EXERCISE GOAL:
According to the comments on US foreign policy below, which country's invasion became the most important topic globally for years?

Before that the USA was aiding and fostering violent dictatorships, helping them to perform coups all around if they were amenable to the US's interests (aka: they were anti-commies) like in Latin America, Iran itself, etc.; bombing countries where their right-wing coups failed like in Vietnam during its independence period after French rule, for example.
People only notice now because the “right” kind of people are suddenly affected.
Just like the invasion of Ukraine became the most important topic globally for years, and made everyone virtue signal about how important sovereignty supposedly is, whereas sovereignty somehow didn’t matter in Afghanistan, Iraq, Libya, Mali, South Sudan, Iran, Lebanon, and I don’t know where else.
Reading hackernews comments in the morning from Europeans always wakes me up. It’s like a Markov chain of Reddit comments about how Europe doesn’t need the US
> reposting a flagged and deleted comment to this comment (why?)
The big difference before was that america commit war crimes, but it did so in a socially acceptable way and was able to keep a polite face in important company.
It's like how being a manager at tech companies is 95% speaking affluently and sounding like you know what you're doing (and also like 80% being white). We used to sound like we knew what we were doing. Now we don't.
The trouble is that everyone chooses their own favorite bits from the past and ignores the rest, plus succumbs to unrealistically positive stereotypes about the past.
Back when we justified foreign wars with Domino theory and it must be true because Walter Cronkite would never repeat something that wasn't a rigorously validated fact?
Or maybe 20ish years before that when we violently restructured the government or Iran at the behest of supposed allies?
Or how about when we sold our industry overseas because a steel mill who's pollution we can't control on the other side of the world is better than one in Ohio?

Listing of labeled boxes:

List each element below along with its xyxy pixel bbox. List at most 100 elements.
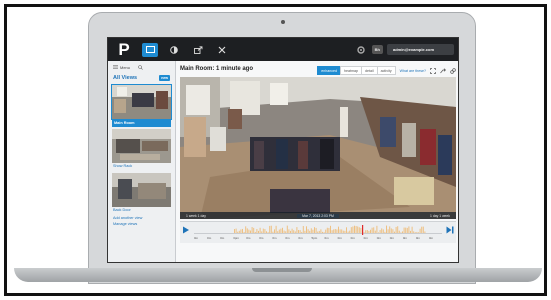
activity-bar [245,226,247,233]
activity-bar [325,229,327,233]
activity-bar [392,229,394,233]
activity-bar [386,225,387,233]
store-camera-image [180,77,456,219]
tab-heatmap[interactable]: heatmap [340,66,363,75]
activity-bar [419,228,421,233]
sidebar-heading[interactable]: All Views new [108,73,175,83]
app-screen: P Bh admin@example.com Menu All Views ne… [107,37,459,263]
new-view-badge[interactable]: new [159,75,170,81]
activity-bar [278,229,280,233]
activity-bar [317,231,319,233]
timeline-tick-label: 0m [389,236,394,240]
activity-bar [418,232,419,233]
activity-bar [397,226,399,233]
timeline-tick-label: 3pm [233,236,239,240]
activity-bar [242,228,243,233]
activity-bar [293,230,295,233]
nav-cameras-icon[interactable] [142,42,158,57]
activity-bar [304,230,306,233]
activity-bar [288,229,290,233]
activity-bar [387,229,389,233]
skip-back-controls[interactable]: 1 week 1 day [186,214,206,218]
laptop-notch [252,268,312,272]
timeline-tick-label: 0m [324,236,329,240]
activity-bar [269,225,271,233]
activity-bar [298,230,299,233]
main-panel: Main Room: 1 minute ago enhanced heatmap… [176,61,458,262]
activity-bar [370,229,371,233]
link-icon[interactable] [450,67,456,74]
activity-bar [270,225,272,233]
search-icon[interactable] [138,64,143,70]
manage-views-link[interactable]: Manage views [108,221,175,227]
timeline[interactable]: 0m 0m 0m 3pm 0m 0m 0m 0m 0m 5pm 0m 0m 0m 0m 0m 0m 0m 0m 0m [180,221,456,243]
activity-bar [390,228,392,233]
activity-bar [272,231,274,233]
activity-bar [378,232,379,233]
play-icon[interactable] [182,226,190,234]
sidebar-item-main-room[interactable]: Main Room [108,84,175,127]
sidebar-item-show-rack[interactable]: Show Rack [108,129,175,171]
activity-bar [243,231,245,233]
user-menu[interactable]: admin@example.com [386,44,454,55]
tab-detail[interactable]: detail [361,66,378,75]
share-icon[interactable] [440,67,446,74]
activity-bar [394,231,395,233]
activity-bar [280,228,282,233]
activity-bar [246,228,248,233]
fullscreen-icon[interactable] [430,67,436,74]
webcam-dot [281,20,285,24]
camera-video-frame[interactable]: 1 week 1 day Mar 7, 2013 2:03 PM 1 day 1… [180,77,456,219]
activity-bar [330,225,331,233]
skip-to-end-icon[interactable] [446,226,454,234]
activity-bar [333,229,335,233]
timeline-tick-label: 0m [285,236,290,240]
activity-bar [410,230,411,233]
activity-bar [363,232,365,233]
user-badge[interactable]: Bh [371,45,383,54]
logo-icon[interactable]: P [114,40,134,60]
activity-bar [307,229,309,233]
activity-bar [402,231,403,233]
all-views-label: All Views [113,75,138,81]
nav-settings-tools-icon[interactable] [214,43,230,57]
activity-bar [290,230,291,233]
activity-bar [354,225,355,233]
timeline-tick-label: 0m [220,236,225,240]
activity-bar [342,230,344,233]
activity-track[interactable] [194,225,442,235]
nav-analytics-icon[interactable] [166,43,182,57]
tab-enhanced[interactable]: enhanced [317,66,342,75]
timeline-tick-label: 5pm [311,236,318,240]
view-thumbnail [112,173,171,207]
menu-icon [113,65,118,69]
view-label: Show Rack [113,164,133,168]
timeline-tick-label: 0m [428,236,434,240]
activity-bar [350,227,352,233]
sidebar-item-back-door[interactable]: Back Door [108,173,175,215]
activity-bar [285,231,287,233]
activity-bar [235,228,237,233]
view-label: Main Room [112,119,171,127]
activity-bar [347,231,349,233]
activity-bar [366,229,368,233]
timeline-tick-label: 0m [207,236,212,240]
gear-icon[interactable] [356,45,366,55]
activity-bar [314,227,315,233]
laptop-lid: P Bh admin@example.com Menu All Views ne… [88,12,476,284]
help-link[interactable]: What are these? [400,69,426,73]
tab-activity[interactable]: activity [376,66,396,75]
activity-bar [355,226,357,233]
activity-bar [282,227,283,233]
activity-bar [262,228,264,233]
skip-forward-controls[interactable]: 1 day 1 week [430,214,450,218]
timeline-tick-label: 0m [415,236,421,240]
activity-bar [283,230,285,233]
activity-bar [360,228,362,233]
nav-share-icon[interactable] [190,43,206,57]
activity-bar [254,231,256,233]
activity-bar [315,227,317,233]
activity-bar [346,227,347,233]
sidebar-menu-row[interactable]: Menu [108,61,175,73]
timeline-ticks: 0m 0m 0m 3pm 0m 0m 0m 0m 0m 5pm 0m 0m 0m 0m 0m 0m 0m 0m 0m [194,236,442,242]
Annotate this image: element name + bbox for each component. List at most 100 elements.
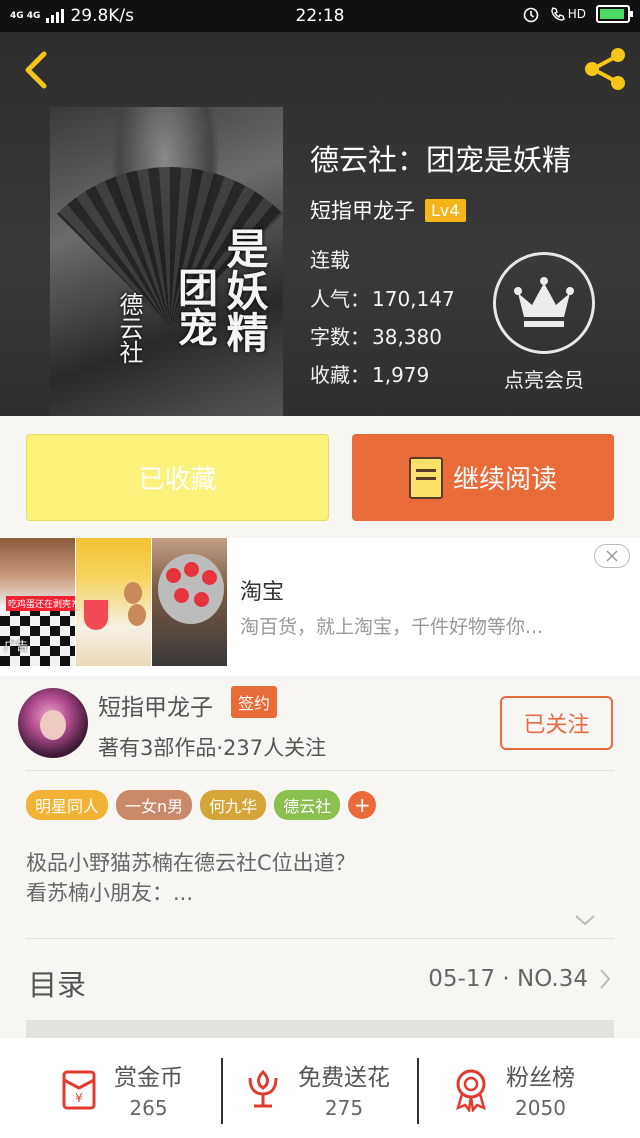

REPLY TO THE TASK:
Ukraine.